Problem to work on: Your task is to extract the lines from the one holding "Extract the structured" through the end of the material. Set them down exactly and add nothing.

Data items
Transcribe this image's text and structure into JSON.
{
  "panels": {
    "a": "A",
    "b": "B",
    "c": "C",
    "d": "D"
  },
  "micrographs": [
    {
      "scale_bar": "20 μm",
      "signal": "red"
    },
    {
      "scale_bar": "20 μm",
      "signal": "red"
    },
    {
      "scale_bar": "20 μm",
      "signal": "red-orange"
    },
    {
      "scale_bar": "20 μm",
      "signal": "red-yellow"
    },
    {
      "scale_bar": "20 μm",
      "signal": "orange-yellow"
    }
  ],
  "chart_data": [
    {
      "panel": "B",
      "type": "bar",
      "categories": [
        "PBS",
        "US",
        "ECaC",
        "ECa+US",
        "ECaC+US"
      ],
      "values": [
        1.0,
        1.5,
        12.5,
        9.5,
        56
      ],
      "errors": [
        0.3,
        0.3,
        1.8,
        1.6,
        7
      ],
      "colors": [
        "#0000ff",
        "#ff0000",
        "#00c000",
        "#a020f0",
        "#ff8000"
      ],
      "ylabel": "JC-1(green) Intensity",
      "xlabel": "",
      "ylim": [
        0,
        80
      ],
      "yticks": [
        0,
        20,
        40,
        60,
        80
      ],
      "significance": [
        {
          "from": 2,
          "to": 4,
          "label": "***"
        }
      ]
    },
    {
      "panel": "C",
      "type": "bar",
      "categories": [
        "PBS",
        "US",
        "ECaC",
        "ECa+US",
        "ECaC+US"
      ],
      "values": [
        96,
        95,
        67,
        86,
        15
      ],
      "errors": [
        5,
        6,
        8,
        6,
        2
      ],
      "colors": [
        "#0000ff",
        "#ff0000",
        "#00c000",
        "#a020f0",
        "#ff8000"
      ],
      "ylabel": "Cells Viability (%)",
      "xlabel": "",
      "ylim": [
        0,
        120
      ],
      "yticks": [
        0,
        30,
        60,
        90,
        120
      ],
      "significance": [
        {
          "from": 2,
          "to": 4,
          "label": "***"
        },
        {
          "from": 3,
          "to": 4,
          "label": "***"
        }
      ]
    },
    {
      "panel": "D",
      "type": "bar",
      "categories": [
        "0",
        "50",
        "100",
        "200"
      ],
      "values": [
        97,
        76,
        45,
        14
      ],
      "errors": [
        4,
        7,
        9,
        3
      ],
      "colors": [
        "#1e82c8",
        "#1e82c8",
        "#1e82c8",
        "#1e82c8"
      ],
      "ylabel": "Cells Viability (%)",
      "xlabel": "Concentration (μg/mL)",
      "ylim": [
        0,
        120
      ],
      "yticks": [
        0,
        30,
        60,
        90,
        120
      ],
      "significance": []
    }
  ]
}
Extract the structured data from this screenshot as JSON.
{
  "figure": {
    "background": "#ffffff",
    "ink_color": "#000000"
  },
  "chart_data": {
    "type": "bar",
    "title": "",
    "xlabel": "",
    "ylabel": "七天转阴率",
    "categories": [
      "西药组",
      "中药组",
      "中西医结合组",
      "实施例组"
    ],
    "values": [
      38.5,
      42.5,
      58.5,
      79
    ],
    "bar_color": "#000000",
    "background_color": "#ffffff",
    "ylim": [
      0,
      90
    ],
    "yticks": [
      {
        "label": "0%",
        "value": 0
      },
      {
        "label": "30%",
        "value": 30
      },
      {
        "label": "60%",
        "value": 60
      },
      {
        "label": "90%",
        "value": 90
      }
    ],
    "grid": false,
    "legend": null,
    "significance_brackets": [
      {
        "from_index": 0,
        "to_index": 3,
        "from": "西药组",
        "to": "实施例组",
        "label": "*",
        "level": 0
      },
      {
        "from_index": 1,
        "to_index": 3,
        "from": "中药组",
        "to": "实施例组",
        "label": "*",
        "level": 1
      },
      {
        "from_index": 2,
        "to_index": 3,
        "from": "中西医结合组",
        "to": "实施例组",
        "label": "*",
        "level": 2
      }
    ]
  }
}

Solution:
Extract the structured data from this screenshot as JSON.
{
  "figure": {
    "background": "#ffffff",
    "ink_color": "#000000"
  },
  "chart_data": {
    "type": "bar",
    "title": "",
    "xlabel": "",
    "ylabel": "七天转阴率",
    "categories": [
      "西药组",
      "中药组",
      "中西医结合组",
      "实施例组"
    ],
    "values": [
      38.5,
      42.5,
      58.5,
      79
    ],
    "bar_color": "#000000",
    "background_color": "#ffffff",
    "ylim": [
      0,
      90
    ],
    "yticks": [
      {
        "label": "0%",
        "value": 0
      },
      {
        "label": "30%",
        "value": 30
      },
      {
        "label": "60%",
        "value": 60
      },
      {
        "label": "90%",
        "value": 90
      }
    ],
    "grid": false,
    "legend": null,
    "significance_brackets": [
      {
        "from_index": 0,
        "to_index": 3,
        "from": "西药组",
        "to": "实施例组",
        "label": "*",
        "level": 0
      },
      {
        "from_index": 1,
        "to_index": 3,
        "from": "中药组",
        "to": "实施例组",
        "label": "*",
        "level": 1
      },
      {
        "from_index": 2,
        "to_index": 3,
        "from": "中西医结合组",
        "to": "实施例组",
        "label": "*",
        "level": 2
      }
    ]
  }
}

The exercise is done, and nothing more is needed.